**EXERCISE:** Here are records with pictures in them. Copy all of them exactly and leave the pictures out.

**TASK MATERIAL:**

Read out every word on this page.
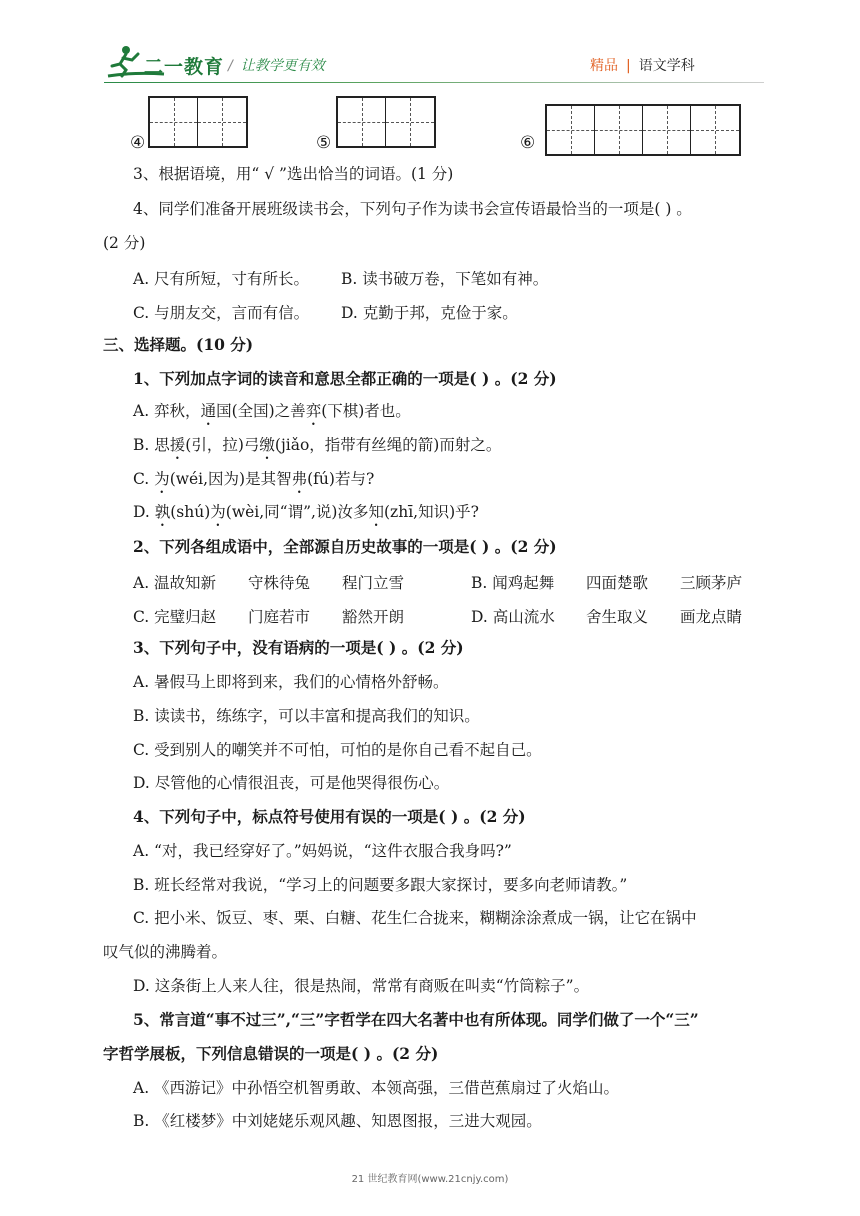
二一教育 / 让教学更有效	精品 | 语文学科
④	⑤	⑥
3、根据语境，用“ √ ”选出恰当的词语。(1 分)
4、同学们准备开展班级读书会，下列句子作为读书会宣传语最恰当的一项是( ) 。
(2 分)
A. 尺有所短，寸有所长。 B. 读书破万卷，下笔如有神。
C. 与朋友交，言而有信。 D. 克勤于邦，克俭于家。
三、选择题。(10 分)
1、下列加点字词的读音和意思全都正确的一项是( ) 。(2 分)
A. 弈秋，通国(全国)之善弈(下棋)者也。
B. 思援(引，拉)弓缴(jiǎo，指带有丝绳的箭)而射之。
C. 为(wéi,因为)是其智弗(fú)若与?
D. 孰(shú)为(wèi,同“谓”,说)汝多知(zhī,知识)乎?
2、下列各组成语中，全部源自历史故事的一项是( ) 。(2 分)
A. 温故知新 守株待兔 程门立雪	B. 闻鸡起舞 四面楚歌 三顾茅庐
C. 完璧归赵 门庭若市 豁然开朗	D. 高山流水 舍生取义 画龙点睛
3、下列句子中，没有语病的一项是( ) 。(2 分)
A. 暑假马上即将到来，我们的心情格外舒畅。
B. 读读书，练练字，可以丰富和提高我们的知识。
C. 受到别人的嘲笑并不可怕，可怕的是你自己看不起自己。
D. 尽管他的心情很沮丧，可是他哭得很伤心。
4、下列句子中，标点符号使用有误的一项是( ) 。(2 分)
A. “对，我已经穿好了。”妈妈说，“这件衣服合我身吗?”
B. 班长经常对我说，“学习上的问题要多跟大家探讨，要多向老师请教。”
C. 把小米、饭豆、枣、栗、白糖、花生仁合拢来，糊糊涂涂煮成一锅，让它在锅中
叹气似的沸腾着。
D. 这条街上人来人往，很是热闹，常常有商贩在叫卖“竹筒粽子”。
5、常言道“事不过三”,“三”字哲学在四大名著中也有所体现。同学们做了一个“三”
字哲学展板，下列信息错误的一项是( ) 。(2 分)
A. 《西游记》中孙悟空机智勇敢、本领高强，三借芭蕉扇过了火焰山。
B. 《红楼梦》中刘姥姥乐观风趣、知恩图报，三进大观园。
21 世纪教育网(www.21cnjy.com)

**SOLUTION TO THIS TASK:**
Read out every word on this page.
二一教育 / 让教学更有效	精品 | 语文学科
④	⑤	⑥
3、根据语境，用“ √ ”选出恰当的词语。(1 分)
4、同学们准备开展班级读书会，下列句子作为读书会宣传语最恰当的一项是( ) 。
(2 分)
A. 尺有所短，寸有所长。 B. 读书破万卷，下笔如有神。
C. 与朋友交，言而有信。 D. 克勤于邦，克俭于家。
三、选择题。(10 分)
1、下列加点字词的读音和意思全都正确的一项是( ) 。(2 分)
A. 弈秋，通国(全国)之善弈(下棋)者也。
B. 思援(引，拉)弓缴(jiǎo，指带有丝绳的箭)而射之。
C. 为(wéi,因为)是其智弗(fú)若与?
D. 孰(shú)为(wèi,同“谓”,说)汝多知(zhī,知识)乎?
2、下列各组成语中，全部源自历史故事的一项是( ) 。(2 分)
A. 温故知新 守株待兔 程门立雪	B. 闻鸡起舞 四面楚歌 三顾茅庐
C. 完璧归赵 门庭若市 豁然开朗	D. 高山流水 舍生取义 画龙点睛
3、下列句子中，没有语病的一项是( ) 。(2 分)
A. 暑假马上即将到来，我们的心情格外舒畅。
B. 读读书，练练字，可以丰富和提高我们的知识。
C. 受到别人的嘲笑并不可怕，可怕的是你自己看不起自己。
D. 尽管他的心情很沮丧，可是他哭得很伤心。
4、下列句子中，标点符号使用有误的一项是( ) 。(2 分)
A. “对，我已经穿好了。”妈妈说，“这件衣服合我身吗?”
B. 班长经常对我说，“学习上的问题要多跟大家探讨，要多向老师请教。”
C. 把小米、饭豆、枣、栗、白糖、花生仁合拢来，糊糊涂涂煮成一锅，让它在锅中
叹气似的沸腾着。
D. 这条街上人来人往，很是热闹，常常有商贩在叫卖“竹筒粽子”。
5、常言道“事不过三”,“三”字哲学在四大名著中也有所体现。同学们做了一个“三”
字哲学展板，下列信息错误的一项是( ) 。(2 分)
A. 《西游记》中孙悟空机智勇敢、本领高强，三借芭蕉扇过了火焰山。
B. 《红楼梦》中刘姥姥乐观风趣、知恩图报，三进大观园。
21 世纪教育网(www.21cnjy.com)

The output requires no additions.